— Text section —
Two things.
Firstly, our septuagenarian neighbour is a music teacher, as well as a bad influence, who coerces us into drinking far too much champagne on Sunday afternoons. She’s a violinist by trade, but also plays piano. She still regularly performs concerts, and teaches freelance at the local school, which is very posh, and also private lessons to the kinds of young children whose parents pay for young children to have music lessons. She’s a New Zealander who’s lived here for over 50 years. She’s said some disparaging things about what Peter Jackson’s done re; tourism in NZ over recent years. She smokes, drinks, and swears, and is pretty awesome.
This Sunday just gone I was explaining the compression article to her over a bottle or two. As you might expect of a music teacher of a certain age, she’s into classical. She has little truck with jazz and less with pop. And you know what? She didn’t understand the compression thing. Not because she couldn’t technically grasp the concept; far from it. Her reaction was something along the lines of this (not verbatim; a little too much was consumed that afternoon):
“No fortissimo? No pianissimo? Why?! Why the bloody hell would you flatten music? It’s all about the fortissimo! That’s why recorded music is never as good as seeing something in a concert hall; it’s never as exciting!”

— Dataset —
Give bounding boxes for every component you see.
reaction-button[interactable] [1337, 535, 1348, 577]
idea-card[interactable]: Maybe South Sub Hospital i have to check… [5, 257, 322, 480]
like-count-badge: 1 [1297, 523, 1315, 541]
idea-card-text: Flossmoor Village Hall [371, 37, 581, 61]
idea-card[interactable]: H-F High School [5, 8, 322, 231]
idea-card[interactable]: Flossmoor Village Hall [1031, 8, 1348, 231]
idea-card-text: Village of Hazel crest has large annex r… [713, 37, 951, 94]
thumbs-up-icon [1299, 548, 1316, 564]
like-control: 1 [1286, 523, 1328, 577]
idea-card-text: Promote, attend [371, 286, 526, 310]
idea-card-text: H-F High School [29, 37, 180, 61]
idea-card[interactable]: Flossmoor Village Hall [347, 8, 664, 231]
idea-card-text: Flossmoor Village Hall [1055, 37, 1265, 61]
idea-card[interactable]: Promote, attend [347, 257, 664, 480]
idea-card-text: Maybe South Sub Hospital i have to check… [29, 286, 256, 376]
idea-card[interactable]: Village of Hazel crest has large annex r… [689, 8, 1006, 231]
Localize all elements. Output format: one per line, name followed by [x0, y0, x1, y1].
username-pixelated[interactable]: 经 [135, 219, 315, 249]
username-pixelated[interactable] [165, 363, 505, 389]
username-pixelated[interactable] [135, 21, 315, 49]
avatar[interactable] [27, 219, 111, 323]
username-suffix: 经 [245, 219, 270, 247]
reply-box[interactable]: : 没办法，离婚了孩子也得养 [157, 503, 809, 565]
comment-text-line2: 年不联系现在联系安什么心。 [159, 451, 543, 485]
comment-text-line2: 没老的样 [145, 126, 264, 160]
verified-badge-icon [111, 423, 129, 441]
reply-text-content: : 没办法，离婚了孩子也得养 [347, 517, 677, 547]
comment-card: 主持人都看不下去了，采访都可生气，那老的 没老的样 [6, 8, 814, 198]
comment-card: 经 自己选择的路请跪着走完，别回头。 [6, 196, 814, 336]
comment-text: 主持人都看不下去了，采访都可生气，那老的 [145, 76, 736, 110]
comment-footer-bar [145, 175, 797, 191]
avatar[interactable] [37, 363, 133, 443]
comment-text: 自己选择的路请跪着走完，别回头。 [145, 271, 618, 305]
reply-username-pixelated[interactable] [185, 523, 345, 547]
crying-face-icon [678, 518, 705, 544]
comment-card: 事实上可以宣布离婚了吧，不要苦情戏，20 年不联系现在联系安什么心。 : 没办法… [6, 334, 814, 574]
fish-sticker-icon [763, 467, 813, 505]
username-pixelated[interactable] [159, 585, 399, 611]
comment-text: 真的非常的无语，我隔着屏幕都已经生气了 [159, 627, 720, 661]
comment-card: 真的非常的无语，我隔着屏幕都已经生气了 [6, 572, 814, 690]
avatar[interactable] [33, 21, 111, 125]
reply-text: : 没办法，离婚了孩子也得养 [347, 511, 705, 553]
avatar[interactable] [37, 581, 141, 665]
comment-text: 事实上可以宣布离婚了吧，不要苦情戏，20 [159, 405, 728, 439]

— Direction 1 —
Which musical genres does the passage about the neighbor name?
— Direction 2 —
Retype everything in the passage about the neighbor from "Firstly, our septuagenarian" down to "is pretty awesome.".

— Complete response 1 —
Classical, jazz, pop

— Complete response 2 —
Firstly, our septuagenarian neighbour is a music teacher, as well as a bad influence, who coerces us into drinking far too much champagne on Sunday afternoons. She’s a violinist by trade, but also plays piano. She still regularly performs concerts, and teaches freelance at the local school, which is very posh, and also private lessons to the kinds of young children whose parents pay for young children to have music lessons. She’s a New Zealander who’s lived here for over 50 years. She’s said some disparaging things about what Peter Jackson’s done re; tourism in NZ over recent years. She smokes, drinks, and swears, and is pretty awesome.